→ **EXERCISE OBJECTIVE**
Please write the listing below out again exactly, leaving every picture behind.

◇ ◇ ◇ ◇

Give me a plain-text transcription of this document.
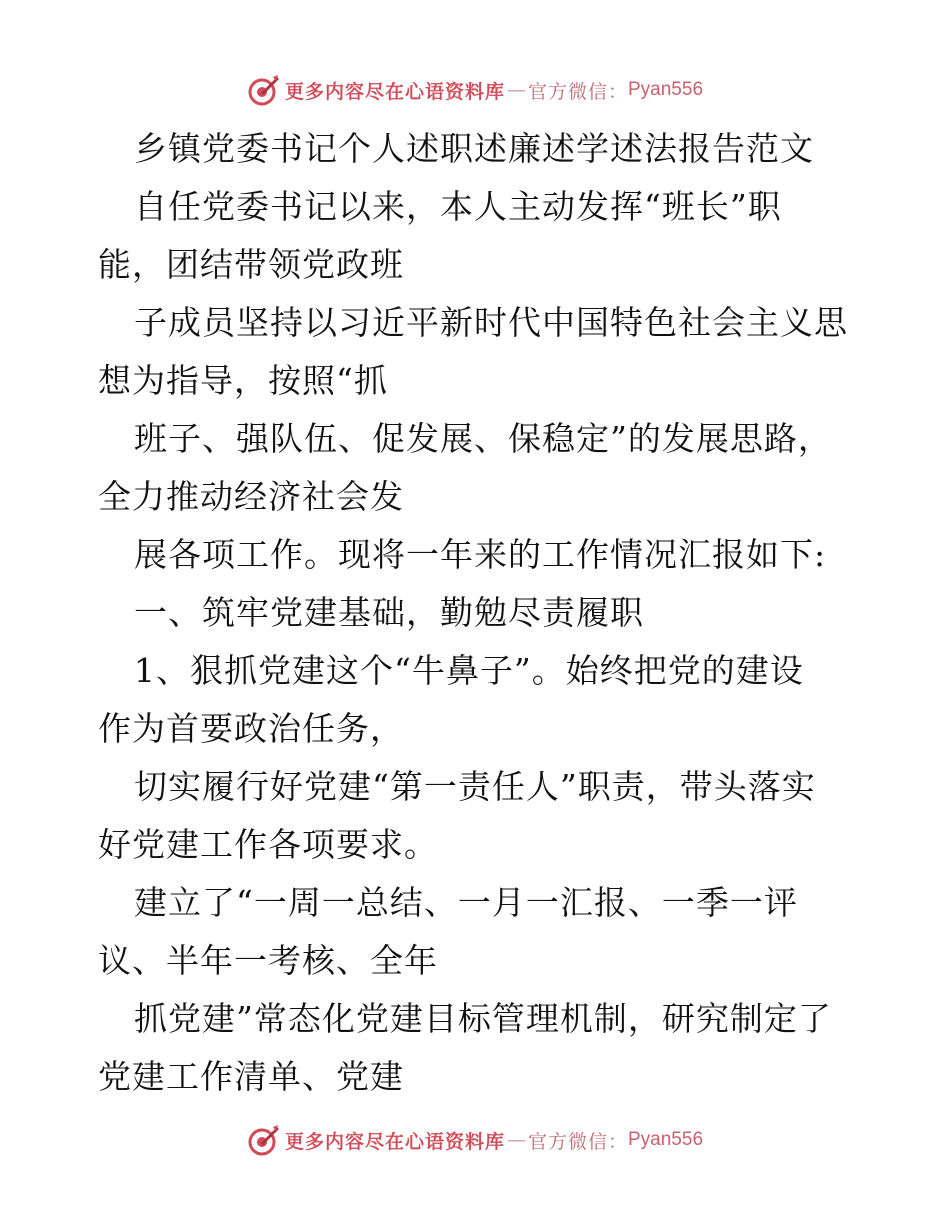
更多内容尽在心语资料库 — 官方微信： Pyan556
乡镇党委书记个人述职述廉述学述法报告范文
自任党委书记以来，本人主动发挥“班长”职
能，团结带领党政班
子成员坚持以习近平新时代中国特色社会主义思
想为指导，按照“抓
班子、强队伍、促发展、保稳定”的发展思路，
全力推动经济社会发
展各项工作。现将一年来的工作情况汇报如下:
一、筑牢党建基础，勤勉尽责履职
1、狠抓党建这个“牛鼻子”。始终把党的建设
作为首要政治任务，
切实履行好党建“第一责任人”职责，带头落实
好党建工作各项要求。
建立了“一周一总结、一月一汇报、一季一评
议、半年一考核、全年
抓党建”常态化党建目标管理机制，研究制定了
党建工作清单、党建
更多内容尽在心语资料库 — 官方微信： Pyan556
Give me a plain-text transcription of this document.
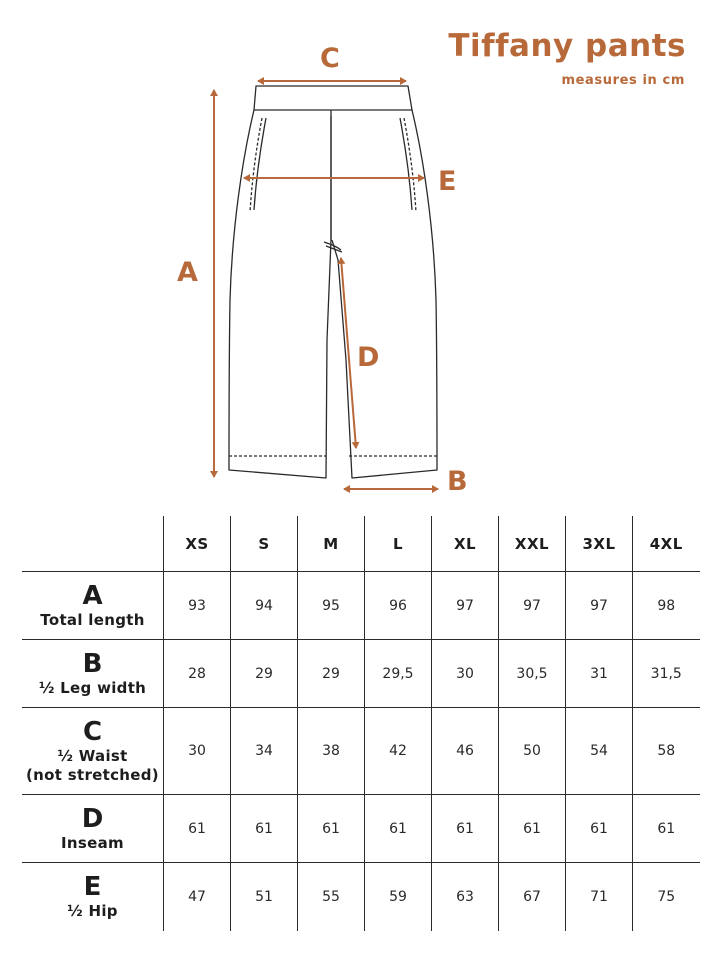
Tiffany pants
measures in cm
C
A
E
D
B
	XS	S	M	L	XL	XXL	3XL	4XL

A
Total length	93	94	95	96	97	97	97	98

B
½ Leg width	28	29	29	29,5	30	30,5	31	31,5

C
½ Waist
(not stretched)	30	34	38	42	46	50	54	58

D
Inseam	61	61	61	61	61	61	61	61

E
½ Hip	47	51	55	59	63	67	71	75
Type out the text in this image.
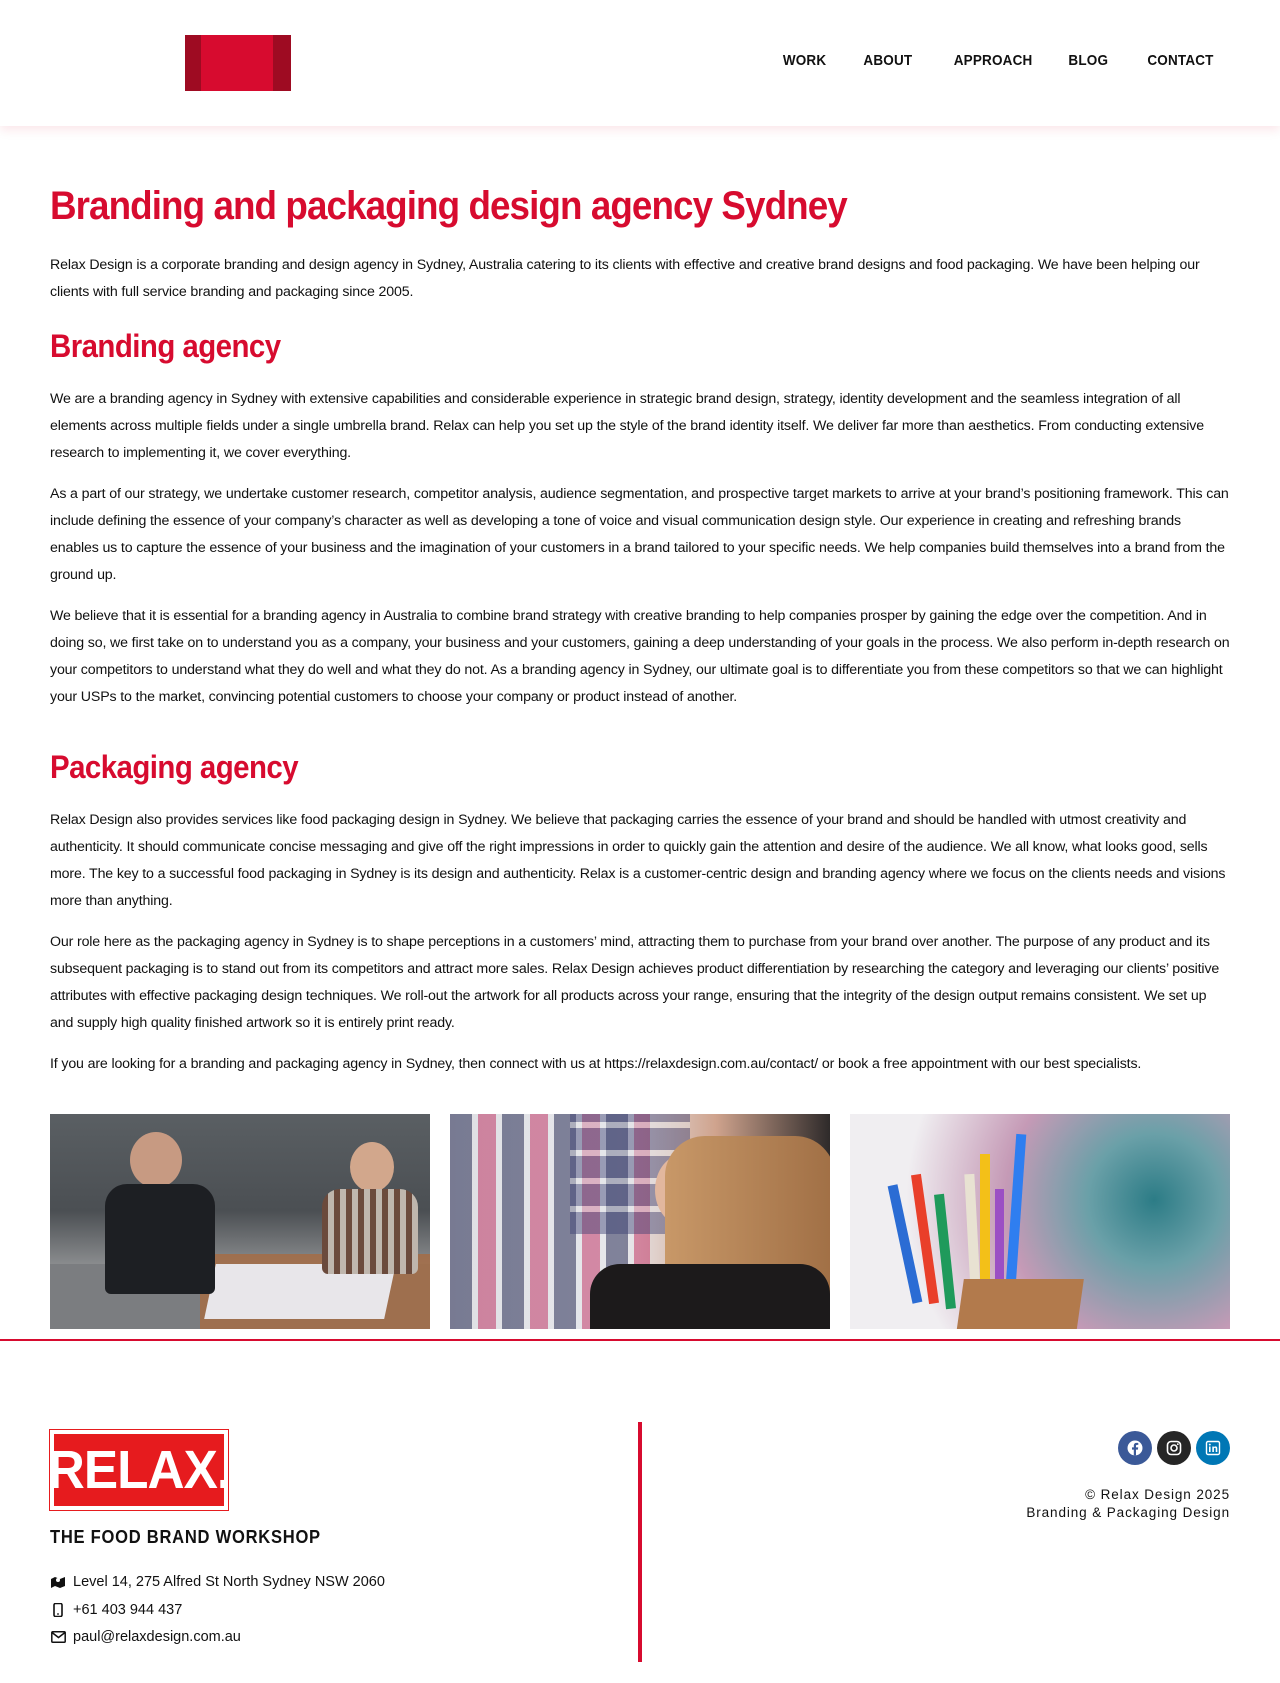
WORK ABOUT	APPROACH BLOG	CONTACT
Branding and packaging design agency Sydney

Relax Design is a corporate branding and design agency in Sydney, Australia catering to its clients with effective and creative brand designs and food packaging. We have been helping our clients with full service branding and packaging since 2005.

Branding agency

We are a branding agency in Sydney with extensive capabilities and considerable experience in strategic brand design, strategy, identity development and the seamless integration of all elements across multiple fields under a single umbrella brand. Relax can help you set up the style of the brand identity itself. We deliver far more than aesthetics. From conducting extensive research to implementing it, we cover everything.

As a part of our strategy, we undertake customer research, competitor analysis, audience segmentation, and prospective target markets to arrive at your brand’s positioning framework. This can include defining the essence of your company’s character as well as developing a tone of voice and visual communication design style. Our experience in creating and refreshing brands enables us to capture the essence of your business and the imagination of your customers in a brand tailored to your specific needs. We help companies build themselves into a brand from the ground up.

We believe that it is essential for a branding agency in Australia to combine brand strategy with creative branding to help companies prosper by gaining the edge over the competition. And in doing so, we first take on to understand you as a company, your business and your customers, gaining a deep understanding of your goals in the process. We also perform in-depth research on your competitors to understand what they do well and what they do not. As a branding agency in Sydney, our ultimate goal is to differentiate you from these competitors so that we can highlight your USPs to the market, convincing potential customers to choose your company or product instead of another.

Packaging agency

Relax Design also provides services like food packaging design in Sydney. We believe that packaging carries the essence of your brand and should be handled with utmost creativity and authenticity. It should communicate concise messaging and give off the right impressions in order to quickly gain the attention and desire of the audience. We all know, what looks good, sells more. The key to a successful food packaging in Sydney is its design and authenticity. Relax is a customer-centric design and branding agency where we focus on the clients needs and visions more than anything.

Our role here as the packaging agency in Sydney is to shape perceptions in a customers’ mind, attracting them to purchase from your brand over another. The purpose of any product and its subsequent packaging is to stand out from its competitors and attract more sales. Relax Design achieves product differentiation by researching the category and leveraging our clients’ positive attributes with effective packaging design techniques. We roll-out the artwork for all products across your range, ensuring that the integrity of the design output remains consistent. We set up and supply high quality finished artwork so it is entirely print ready.

If you are looking for a branding and packaging agency in Sydney, then connect with us at https://relaxdesign.com.au/contact/ or book a free appointment with our best specialists.

RELAX.
THE FOOD BRAND WORKSHOP
Level 14, 275 Alfred St North Sydney NSW 2060
+61 403 944 437
paul@relaxdesign.com.au
© Relax Design 2025
Branding & Packaging Design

◇ ◇ ◇ ◇

→ **WRITTEN ANSWER**
Give me a plain-text transcription of this document.
更多内容尽在心语资料库 — 官方微信： Pyan556
乡镇党委书记个人述职述廉述学述法报告范文
自任党委书记以来，本人主动发挥“班长”职
能，团结带领党政班
子成员坚持以习近平新时代中国特色社会主义思
想为指导，按照“抓
班子、强队伍、促发展、保稳定”的发展思路，
全力推动经济社会发
展各项工作。现将一年来的工作情况汇报如下:
一、筑牢党建基础，勤勉尽责履职
1、狠抓党建这个“牛鼻子”。始终把党的建设
作为首要政治任务，
切实履行好党建“第一责任人”职责，带头落实
好党建工作各项要求。
建立了“一周一总结、一月一汇报、一季一评
议、半年一考核、全年
抓党建”常态化党建目标管理机制，研究制定了
党建工作清单、党建
更多内容尽在心语资料库 — 官方微信： Pyan556
Give me a plain-text transcription of this document.
Tiffany pants
measures in cm
C
A
E
D
B
	XS	S	M	L	XL	XXL	3XL	4XL

A
Total length	93	94	95	96	97	97	97	98

B
½ Leg width	28	29	29	29,5	30	30,5	31	31,5

C
½ Waist
(not stretched)	30	34	38	42	46	50	54	58

D
Inseam	61	61	61	61	61	61	61	61

E
½ Hip	47	51	55	59	63	67	71	75
Type out the text in this image.
WORK ABOUT	APPROACH BLOG	CONTACT
Branding and packaging design agency Sydney

Relax Design is a corporate branding and design agency in Sydney, Australia catering to its clients with effective and creative brand designs and food packaging. We have been helping our clients with full service branding and packaging since 2005.

Branding agency

We are a branding agency in Sydney with extensive capabilities and considerable experience in strategic brand design, strategy, identity development and the seamless integration of all elements across multiple fields under a single umbrella brand. Relax can help you set up the style of the brand identity itself. We deliver far more than aesthetics. From conducting extensive research to implementing it, we cover everything.

As a part of our strategy, we undertake customer research, competitor analysis, audience segmentation, and prospective target markets to arrive at your brand’s positioning framework. This can include defining the essence of your company’s character as well as developing a tone of voice and visual communication design style. Our experience in creating and refreshing brands enables us to capture the essence of your business and the imagination of your customers in a brand tailored to your specific needs. We help companies build themselves into a brand from the ground up.

We believe that it is essential for a branding agency in Australia to combine brand strategy with creative branding to help companies prosper by gaining the edge over the competition. And in doing so, we first take on to understand you as a company, your business and your customers, gaining a deep understanding of your goals in the process. We also perform in-depth research on your competitors to understand what they do well and what they do not. As a branding agency in Sydney, our ultimate goal is to differentiate you from these competitors so that we can highlight your USPs to the market, convincing potential customers to choose your company or product instead of another.

Packaging agency

Relax Design also provides services like food packaging design in Sydney. We believe that packaging carries the essence of your brand and should be handled with utmost creativity and authenticity. It should communicate concise messaging and give off the right impressions in order to quickly gain the attention and desire of the audience. We all know, what looks good, sells more. The key to a successful food packaging in Sydney is its design and authenticity. Relax is a customer-centric design and branding agency where we focus on the clients needs and visions more than anything.

Our role here as the packaging agency in Sydney is to shape perceptions in a customers’ mind, attracting them to purchase from your brand over another. The purpose of any product and its subsequent packaging is to stand out from its competitors and attract more sales. Relax Design achieves product differentiation by researching the category and leveraging our clients’ positive attributes with effective packaging design techniques. We roll-out the artwork for all products across your range, ensuring that the integrity of the design output remains consistent. We set up and supply high quality finished artwork so it is entirely print ready.

If you are looking for a branding and packaging agency in Sydney, then connect with us at https://relaxdesign.com.au/contact/ or book a free appointment with our best specialists.

RELAX.
THE FOOD BRAND WORKSHOP
Level 14, 275 Alfred St North Sydney NSW 2060
+61 403 944 437
paul@relaxdesign.com.au
© Relax Design 2025
Branding & Packaging Design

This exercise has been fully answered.